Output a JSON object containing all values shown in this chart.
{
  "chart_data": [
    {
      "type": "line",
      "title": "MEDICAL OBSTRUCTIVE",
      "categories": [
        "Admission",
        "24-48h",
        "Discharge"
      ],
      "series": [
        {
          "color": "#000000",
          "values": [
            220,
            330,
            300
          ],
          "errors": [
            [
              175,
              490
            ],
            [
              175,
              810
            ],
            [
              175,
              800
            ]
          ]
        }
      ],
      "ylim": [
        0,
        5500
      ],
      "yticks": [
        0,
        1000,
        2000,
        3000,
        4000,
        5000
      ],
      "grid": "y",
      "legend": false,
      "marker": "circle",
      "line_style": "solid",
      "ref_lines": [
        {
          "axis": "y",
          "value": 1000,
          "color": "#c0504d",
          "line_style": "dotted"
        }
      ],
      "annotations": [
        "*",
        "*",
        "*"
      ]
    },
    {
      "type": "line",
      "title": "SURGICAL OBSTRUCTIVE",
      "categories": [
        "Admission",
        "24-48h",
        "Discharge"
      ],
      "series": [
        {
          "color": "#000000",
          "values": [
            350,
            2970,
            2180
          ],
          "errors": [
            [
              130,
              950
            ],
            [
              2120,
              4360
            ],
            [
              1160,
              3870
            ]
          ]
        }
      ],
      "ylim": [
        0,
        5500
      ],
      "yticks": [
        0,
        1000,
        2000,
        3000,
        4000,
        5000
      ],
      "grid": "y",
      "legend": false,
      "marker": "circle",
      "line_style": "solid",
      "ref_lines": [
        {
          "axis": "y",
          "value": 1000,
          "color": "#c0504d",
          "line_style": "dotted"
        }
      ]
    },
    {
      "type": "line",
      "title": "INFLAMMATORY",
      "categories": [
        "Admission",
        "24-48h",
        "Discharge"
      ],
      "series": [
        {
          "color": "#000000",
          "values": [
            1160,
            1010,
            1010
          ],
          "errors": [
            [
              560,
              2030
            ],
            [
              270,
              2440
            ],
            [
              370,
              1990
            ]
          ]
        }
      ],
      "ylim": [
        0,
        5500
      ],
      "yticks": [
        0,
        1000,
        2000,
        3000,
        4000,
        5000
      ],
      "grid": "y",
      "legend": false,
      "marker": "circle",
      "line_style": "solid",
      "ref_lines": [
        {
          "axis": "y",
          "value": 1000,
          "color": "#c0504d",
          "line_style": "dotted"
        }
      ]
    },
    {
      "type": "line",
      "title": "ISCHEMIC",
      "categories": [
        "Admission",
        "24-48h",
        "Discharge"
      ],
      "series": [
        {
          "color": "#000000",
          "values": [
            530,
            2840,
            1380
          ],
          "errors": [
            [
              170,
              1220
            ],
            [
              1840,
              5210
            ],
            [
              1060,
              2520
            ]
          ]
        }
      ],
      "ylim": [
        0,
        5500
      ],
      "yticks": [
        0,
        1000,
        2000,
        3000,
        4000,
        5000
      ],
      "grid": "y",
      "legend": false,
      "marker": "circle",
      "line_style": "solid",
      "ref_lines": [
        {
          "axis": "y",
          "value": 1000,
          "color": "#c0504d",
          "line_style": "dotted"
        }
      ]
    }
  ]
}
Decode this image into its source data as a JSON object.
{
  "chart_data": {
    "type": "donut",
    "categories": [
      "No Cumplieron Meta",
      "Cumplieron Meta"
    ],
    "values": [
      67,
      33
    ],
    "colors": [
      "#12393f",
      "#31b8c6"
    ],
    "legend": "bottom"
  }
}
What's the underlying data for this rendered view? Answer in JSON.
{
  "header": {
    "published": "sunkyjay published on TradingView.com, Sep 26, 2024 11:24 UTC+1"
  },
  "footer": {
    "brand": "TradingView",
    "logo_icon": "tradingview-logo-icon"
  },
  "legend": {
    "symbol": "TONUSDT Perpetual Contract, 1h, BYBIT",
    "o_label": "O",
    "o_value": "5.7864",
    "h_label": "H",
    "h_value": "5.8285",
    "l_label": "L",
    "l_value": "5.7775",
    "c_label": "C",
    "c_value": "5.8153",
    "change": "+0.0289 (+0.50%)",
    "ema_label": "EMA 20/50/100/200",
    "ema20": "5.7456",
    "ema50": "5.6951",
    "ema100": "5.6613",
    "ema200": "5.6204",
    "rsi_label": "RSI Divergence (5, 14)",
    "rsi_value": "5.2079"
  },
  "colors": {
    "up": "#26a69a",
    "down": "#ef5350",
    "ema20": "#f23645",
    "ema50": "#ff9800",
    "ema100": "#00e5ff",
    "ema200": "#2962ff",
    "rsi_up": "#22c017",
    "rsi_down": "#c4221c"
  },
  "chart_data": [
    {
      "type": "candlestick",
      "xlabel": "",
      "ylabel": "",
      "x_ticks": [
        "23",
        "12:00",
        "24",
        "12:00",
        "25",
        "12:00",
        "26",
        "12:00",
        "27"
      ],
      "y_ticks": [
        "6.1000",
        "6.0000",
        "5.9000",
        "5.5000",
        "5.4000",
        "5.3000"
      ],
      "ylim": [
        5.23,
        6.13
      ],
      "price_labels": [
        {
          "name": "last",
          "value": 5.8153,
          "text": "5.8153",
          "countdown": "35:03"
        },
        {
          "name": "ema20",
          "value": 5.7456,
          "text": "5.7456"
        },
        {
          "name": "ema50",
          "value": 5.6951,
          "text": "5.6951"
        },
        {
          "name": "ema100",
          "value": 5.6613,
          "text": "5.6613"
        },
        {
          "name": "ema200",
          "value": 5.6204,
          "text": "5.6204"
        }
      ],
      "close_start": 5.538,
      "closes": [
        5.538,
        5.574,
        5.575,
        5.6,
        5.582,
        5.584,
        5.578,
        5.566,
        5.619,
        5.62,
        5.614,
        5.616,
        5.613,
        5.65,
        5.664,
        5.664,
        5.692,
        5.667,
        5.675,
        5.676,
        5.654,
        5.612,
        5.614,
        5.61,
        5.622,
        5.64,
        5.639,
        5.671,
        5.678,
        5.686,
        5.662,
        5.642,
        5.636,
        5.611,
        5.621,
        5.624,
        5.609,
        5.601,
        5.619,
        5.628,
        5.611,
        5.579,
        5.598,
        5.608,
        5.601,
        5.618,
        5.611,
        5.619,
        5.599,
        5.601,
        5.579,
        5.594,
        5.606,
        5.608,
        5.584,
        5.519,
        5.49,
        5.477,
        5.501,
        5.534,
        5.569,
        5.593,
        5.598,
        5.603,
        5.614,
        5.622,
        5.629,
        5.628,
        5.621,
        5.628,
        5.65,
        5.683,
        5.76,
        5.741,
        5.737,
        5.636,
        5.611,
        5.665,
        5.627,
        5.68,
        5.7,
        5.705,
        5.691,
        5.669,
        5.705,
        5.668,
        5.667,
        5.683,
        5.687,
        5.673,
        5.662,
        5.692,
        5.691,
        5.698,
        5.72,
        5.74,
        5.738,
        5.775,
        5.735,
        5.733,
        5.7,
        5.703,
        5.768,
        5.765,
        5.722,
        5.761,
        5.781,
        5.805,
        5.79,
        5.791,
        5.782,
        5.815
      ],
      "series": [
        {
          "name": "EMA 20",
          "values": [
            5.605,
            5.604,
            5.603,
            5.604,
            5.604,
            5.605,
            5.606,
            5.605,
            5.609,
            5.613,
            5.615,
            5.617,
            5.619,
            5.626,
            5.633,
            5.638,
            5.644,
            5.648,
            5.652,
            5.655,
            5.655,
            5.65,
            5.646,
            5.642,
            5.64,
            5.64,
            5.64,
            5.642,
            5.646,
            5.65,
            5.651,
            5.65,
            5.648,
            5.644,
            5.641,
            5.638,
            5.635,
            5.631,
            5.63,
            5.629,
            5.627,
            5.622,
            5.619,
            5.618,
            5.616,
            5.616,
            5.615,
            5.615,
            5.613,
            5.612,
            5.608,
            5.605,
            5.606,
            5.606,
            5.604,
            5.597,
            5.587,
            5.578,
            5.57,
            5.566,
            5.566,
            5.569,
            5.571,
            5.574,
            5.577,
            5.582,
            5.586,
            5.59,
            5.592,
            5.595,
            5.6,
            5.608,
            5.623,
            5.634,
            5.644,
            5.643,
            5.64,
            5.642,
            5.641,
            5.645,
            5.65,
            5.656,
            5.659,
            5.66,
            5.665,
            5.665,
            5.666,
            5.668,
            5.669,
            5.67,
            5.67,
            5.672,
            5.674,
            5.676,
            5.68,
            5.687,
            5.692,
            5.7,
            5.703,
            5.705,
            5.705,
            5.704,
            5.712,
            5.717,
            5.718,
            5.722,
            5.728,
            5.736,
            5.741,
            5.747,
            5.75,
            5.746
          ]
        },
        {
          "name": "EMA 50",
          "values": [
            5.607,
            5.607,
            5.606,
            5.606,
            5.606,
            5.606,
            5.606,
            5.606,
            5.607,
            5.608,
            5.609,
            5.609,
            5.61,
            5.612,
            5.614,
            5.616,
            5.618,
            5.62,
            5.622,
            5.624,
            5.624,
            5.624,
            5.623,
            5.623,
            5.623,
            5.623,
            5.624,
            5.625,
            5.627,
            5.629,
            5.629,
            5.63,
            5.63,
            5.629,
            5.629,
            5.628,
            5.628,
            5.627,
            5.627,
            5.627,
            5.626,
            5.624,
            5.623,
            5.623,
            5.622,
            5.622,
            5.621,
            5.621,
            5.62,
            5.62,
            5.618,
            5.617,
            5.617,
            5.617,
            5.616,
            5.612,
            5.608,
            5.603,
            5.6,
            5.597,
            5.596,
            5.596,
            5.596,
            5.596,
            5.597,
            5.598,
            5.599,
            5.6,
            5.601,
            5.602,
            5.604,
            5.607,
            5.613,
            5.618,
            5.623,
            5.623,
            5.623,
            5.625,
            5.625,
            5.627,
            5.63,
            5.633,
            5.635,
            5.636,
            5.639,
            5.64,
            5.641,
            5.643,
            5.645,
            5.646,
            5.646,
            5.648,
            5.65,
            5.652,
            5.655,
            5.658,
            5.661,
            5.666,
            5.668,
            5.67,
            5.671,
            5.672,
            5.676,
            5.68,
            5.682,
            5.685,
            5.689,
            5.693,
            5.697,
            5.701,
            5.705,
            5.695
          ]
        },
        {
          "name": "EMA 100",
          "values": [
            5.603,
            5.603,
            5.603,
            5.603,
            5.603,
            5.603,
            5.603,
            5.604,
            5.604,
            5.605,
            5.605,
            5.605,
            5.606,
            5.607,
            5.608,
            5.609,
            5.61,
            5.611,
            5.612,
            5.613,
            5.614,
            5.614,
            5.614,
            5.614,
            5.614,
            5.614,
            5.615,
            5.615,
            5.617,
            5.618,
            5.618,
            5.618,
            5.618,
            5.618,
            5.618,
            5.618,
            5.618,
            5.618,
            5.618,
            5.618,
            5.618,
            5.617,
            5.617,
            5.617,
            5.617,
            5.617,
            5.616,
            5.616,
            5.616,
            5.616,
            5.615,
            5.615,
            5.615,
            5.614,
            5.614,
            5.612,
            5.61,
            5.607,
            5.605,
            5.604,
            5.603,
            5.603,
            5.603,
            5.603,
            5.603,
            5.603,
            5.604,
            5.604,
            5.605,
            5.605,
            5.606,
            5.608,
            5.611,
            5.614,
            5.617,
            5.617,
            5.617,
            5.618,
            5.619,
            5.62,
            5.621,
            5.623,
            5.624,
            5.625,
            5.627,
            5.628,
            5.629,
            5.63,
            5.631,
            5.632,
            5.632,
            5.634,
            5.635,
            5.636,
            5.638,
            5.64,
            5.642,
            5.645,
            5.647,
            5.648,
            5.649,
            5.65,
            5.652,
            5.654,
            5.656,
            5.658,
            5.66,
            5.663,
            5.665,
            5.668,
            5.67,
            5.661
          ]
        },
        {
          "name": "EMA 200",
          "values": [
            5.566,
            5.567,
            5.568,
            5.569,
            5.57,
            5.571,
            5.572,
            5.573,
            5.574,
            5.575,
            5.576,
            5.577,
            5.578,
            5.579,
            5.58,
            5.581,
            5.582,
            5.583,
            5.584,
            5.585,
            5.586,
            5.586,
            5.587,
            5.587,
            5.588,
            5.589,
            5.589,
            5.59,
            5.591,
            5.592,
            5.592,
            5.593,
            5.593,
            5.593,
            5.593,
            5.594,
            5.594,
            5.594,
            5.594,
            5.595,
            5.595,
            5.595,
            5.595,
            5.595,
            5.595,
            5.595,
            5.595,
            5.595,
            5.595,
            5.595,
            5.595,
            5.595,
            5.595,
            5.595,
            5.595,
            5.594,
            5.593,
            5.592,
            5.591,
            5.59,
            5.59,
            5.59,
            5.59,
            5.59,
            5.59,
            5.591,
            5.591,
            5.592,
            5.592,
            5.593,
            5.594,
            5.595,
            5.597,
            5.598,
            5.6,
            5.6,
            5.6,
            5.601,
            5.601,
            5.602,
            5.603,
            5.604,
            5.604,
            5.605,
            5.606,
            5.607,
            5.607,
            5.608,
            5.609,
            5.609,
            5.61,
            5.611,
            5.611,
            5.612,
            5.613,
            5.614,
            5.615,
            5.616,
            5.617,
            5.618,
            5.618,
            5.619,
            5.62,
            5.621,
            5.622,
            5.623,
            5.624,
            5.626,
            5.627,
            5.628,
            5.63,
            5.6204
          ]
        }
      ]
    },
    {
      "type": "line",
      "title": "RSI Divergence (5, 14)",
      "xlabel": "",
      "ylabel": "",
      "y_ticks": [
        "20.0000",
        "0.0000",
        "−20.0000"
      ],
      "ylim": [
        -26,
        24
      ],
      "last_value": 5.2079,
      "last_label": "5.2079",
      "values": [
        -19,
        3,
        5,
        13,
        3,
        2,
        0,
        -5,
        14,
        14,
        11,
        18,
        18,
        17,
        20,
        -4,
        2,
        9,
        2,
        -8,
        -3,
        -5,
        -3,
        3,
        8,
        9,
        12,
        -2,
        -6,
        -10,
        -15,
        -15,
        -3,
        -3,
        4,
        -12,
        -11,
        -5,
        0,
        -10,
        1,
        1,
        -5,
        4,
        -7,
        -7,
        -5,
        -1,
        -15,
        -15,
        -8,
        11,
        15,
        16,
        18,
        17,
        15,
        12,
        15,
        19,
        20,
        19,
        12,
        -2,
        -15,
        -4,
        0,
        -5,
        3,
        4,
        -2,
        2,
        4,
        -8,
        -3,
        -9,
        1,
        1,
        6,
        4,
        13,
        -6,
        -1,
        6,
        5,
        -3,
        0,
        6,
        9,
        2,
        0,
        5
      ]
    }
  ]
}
# # #
Which lines hold the word "Meta"? Copy all of them.

      "No Cumplieron Meta",
      "Cumplieron Meta"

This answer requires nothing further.